===== THE INPUT =====

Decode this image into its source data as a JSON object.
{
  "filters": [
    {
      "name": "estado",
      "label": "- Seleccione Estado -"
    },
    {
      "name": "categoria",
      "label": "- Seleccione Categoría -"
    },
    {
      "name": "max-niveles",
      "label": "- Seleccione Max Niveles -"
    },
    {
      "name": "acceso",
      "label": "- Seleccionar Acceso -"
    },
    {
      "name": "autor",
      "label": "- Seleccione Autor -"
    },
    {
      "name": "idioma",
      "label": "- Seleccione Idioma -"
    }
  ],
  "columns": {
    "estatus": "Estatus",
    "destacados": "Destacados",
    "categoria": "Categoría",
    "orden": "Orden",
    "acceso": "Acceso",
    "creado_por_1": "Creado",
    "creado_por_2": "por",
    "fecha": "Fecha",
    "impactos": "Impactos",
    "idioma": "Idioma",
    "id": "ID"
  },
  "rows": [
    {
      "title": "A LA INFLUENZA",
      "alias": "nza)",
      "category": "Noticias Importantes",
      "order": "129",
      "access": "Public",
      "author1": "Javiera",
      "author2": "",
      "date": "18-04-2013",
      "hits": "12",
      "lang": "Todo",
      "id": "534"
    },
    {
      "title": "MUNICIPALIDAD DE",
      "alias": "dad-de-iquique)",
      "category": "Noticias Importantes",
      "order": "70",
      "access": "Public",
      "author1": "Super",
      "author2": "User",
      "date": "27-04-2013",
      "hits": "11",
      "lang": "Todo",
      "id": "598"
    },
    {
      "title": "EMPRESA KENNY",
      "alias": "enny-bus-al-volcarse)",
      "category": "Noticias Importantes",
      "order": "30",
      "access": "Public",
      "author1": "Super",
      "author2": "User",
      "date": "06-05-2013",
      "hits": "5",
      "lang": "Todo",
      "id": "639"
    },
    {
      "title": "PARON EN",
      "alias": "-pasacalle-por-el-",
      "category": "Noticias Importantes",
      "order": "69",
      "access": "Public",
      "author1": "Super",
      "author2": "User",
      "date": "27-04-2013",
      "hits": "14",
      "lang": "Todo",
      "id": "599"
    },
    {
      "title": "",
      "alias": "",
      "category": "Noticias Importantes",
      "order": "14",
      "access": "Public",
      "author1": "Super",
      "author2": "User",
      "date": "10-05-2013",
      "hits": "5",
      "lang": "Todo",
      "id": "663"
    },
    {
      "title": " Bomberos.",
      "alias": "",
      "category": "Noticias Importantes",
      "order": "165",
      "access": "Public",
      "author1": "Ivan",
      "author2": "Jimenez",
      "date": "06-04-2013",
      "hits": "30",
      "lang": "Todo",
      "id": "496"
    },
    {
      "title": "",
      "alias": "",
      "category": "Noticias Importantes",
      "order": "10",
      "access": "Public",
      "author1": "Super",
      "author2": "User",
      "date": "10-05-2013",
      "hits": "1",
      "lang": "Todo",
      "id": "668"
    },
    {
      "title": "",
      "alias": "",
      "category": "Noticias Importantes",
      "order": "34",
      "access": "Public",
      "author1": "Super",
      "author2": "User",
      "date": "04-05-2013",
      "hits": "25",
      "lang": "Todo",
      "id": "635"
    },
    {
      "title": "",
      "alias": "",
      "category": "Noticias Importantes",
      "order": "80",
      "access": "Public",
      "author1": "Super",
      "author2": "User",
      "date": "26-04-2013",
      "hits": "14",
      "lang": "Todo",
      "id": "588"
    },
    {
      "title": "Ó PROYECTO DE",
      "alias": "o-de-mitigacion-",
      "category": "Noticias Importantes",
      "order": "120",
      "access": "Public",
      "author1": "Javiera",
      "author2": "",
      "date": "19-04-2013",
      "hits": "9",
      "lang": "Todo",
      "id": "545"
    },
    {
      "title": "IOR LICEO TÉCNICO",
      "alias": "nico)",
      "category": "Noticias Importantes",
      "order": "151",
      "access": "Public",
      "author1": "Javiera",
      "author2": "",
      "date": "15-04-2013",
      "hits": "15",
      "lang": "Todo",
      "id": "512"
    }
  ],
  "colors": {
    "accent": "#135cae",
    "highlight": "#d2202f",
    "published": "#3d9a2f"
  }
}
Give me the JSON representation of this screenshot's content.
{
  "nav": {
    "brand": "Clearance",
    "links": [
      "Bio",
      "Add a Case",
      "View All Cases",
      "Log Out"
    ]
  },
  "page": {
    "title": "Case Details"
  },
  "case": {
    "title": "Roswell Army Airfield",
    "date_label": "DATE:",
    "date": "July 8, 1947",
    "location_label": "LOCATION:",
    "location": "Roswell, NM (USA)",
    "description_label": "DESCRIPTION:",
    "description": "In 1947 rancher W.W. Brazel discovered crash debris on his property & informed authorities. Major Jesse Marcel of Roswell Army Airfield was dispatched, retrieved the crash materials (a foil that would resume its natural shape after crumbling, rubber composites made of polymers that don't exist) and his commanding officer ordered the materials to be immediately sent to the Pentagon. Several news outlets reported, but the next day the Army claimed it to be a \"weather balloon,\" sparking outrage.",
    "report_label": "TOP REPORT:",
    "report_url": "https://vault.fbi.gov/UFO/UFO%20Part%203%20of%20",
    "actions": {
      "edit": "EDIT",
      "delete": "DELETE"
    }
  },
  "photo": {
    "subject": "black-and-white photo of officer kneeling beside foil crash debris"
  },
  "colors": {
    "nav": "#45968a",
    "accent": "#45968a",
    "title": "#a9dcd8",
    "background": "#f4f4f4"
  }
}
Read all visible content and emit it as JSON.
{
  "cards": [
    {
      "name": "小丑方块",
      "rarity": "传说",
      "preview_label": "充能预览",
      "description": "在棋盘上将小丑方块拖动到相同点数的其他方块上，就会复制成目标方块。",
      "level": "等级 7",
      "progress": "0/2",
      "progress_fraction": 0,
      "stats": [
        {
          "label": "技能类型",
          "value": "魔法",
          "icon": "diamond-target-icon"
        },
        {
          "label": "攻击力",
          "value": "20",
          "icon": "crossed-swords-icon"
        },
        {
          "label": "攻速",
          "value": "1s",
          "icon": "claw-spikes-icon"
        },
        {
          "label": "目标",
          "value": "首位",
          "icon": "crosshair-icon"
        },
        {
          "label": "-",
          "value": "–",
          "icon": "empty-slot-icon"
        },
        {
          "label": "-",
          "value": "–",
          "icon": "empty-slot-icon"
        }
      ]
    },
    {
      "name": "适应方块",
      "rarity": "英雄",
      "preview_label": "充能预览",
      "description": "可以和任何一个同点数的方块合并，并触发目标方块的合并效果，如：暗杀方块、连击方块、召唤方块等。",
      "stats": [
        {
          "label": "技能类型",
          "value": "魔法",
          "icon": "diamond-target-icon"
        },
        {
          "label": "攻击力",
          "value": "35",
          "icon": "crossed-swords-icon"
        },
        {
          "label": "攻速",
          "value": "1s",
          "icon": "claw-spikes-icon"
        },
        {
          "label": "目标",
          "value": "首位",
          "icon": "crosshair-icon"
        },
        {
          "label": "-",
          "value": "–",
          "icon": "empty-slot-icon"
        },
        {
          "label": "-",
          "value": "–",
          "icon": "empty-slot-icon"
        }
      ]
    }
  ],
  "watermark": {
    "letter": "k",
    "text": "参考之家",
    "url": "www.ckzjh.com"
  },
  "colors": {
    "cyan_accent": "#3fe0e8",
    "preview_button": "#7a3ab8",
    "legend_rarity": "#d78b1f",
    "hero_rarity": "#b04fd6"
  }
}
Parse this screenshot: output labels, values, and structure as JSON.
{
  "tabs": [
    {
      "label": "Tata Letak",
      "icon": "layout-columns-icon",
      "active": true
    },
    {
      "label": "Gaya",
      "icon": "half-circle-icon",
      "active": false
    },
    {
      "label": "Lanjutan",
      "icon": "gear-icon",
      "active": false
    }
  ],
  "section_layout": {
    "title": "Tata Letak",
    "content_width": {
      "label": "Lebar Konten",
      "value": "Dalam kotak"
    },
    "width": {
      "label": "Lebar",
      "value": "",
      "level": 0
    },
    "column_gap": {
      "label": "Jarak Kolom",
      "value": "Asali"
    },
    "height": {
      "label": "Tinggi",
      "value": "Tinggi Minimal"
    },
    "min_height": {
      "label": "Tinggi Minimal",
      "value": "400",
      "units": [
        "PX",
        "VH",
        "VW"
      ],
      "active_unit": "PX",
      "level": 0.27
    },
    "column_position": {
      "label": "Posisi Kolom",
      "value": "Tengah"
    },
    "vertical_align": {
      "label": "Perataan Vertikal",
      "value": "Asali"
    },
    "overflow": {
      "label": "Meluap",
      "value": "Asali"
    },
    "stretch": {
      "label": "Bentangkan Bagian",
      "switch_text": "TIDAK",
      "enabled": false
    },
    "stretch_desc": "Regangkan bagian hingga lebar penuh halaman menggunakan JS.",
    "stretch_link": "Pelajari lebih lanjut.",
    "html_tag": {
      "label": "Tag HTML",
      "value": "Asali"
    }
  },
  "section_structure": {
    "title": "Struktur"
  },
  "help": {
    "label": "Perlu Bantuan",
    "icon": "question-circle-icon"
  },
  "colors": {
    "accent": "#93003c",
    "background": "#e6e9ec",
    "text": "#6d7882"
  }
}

=====

### WRITTEN INSTRUCTION
Extract every line from the one containing "Parse this screenshot: output" to the end of the entries, including both of those lines, exactly as given and with nothing added.

### WRITTEN ANSWER
Parse this screenshot: output labels, values, and structure as JSON.
{
  "tabs": [
    {
      "label": "Tata Letak",
      "icon": "layout-columns-icon",
      "active": true
    },
    {
      "label": "Gaya",
      "icon": "half-circle-icon",
      "active": false
    },
    {
      "label": "Lanjutan",
      "icon": "gear-icon",
      "active": false
    }
  ],
  "section_layout": {
    "title": "Tata Letak",
    "content_width": {
      "label": "Lebar Konten",
      "value": "Dalam kotak"
    },
    "width": {
      "label": "Lebar",
      "value": "",
      "level": 0
    },
    "column_gap": {
      "label": "Jarak Kolom",
      "value": "Asali"
    },
    "height": {
      "label": "Tinggi",
      "value": "Tinggi Minimal"
    },
    "min_height": {
      "label": "Tinggi Minimal",
      "value": "400",
      "units": [
        "PX",
        "VH",
        "VW"
      ],
      "active_unit": "PX",
      "level": 0.27
    },
    "column_position": {
      "label": "Posisi Kolom",
      "value": "Tengah"
    },
    "vertical_align": {
      "label": "Perataan Vertikal",
      "value": "Asali"
    },
    "overflow": {
      "label": "Meluap",
      "value": "Asali"
    },
    "stretch": {
      "label": "Bentangkan Bagian",
      "switch_text": "TIDAK",
      "enabled": false
    },
    "stretch_desc": "Regangkan bagian hingga lebar penuh halaman menggunakan JS.",
    "stretch_link": "Pelajari lebih lanjut.",
    "html_tag": {
      "label": "Tag HTML",
      "value": "Asali"
    }
  },
  "section_structure": {
    "title": "Struktur"
  },
  "help": {
    "label": "Perlu Bantuan",
    "icon": "question-circle-icon"
  },
  "colors": {
    "accent": "#93003c",
    "background": "#e6e9ec",
    "text": "#6d7882"
  }
}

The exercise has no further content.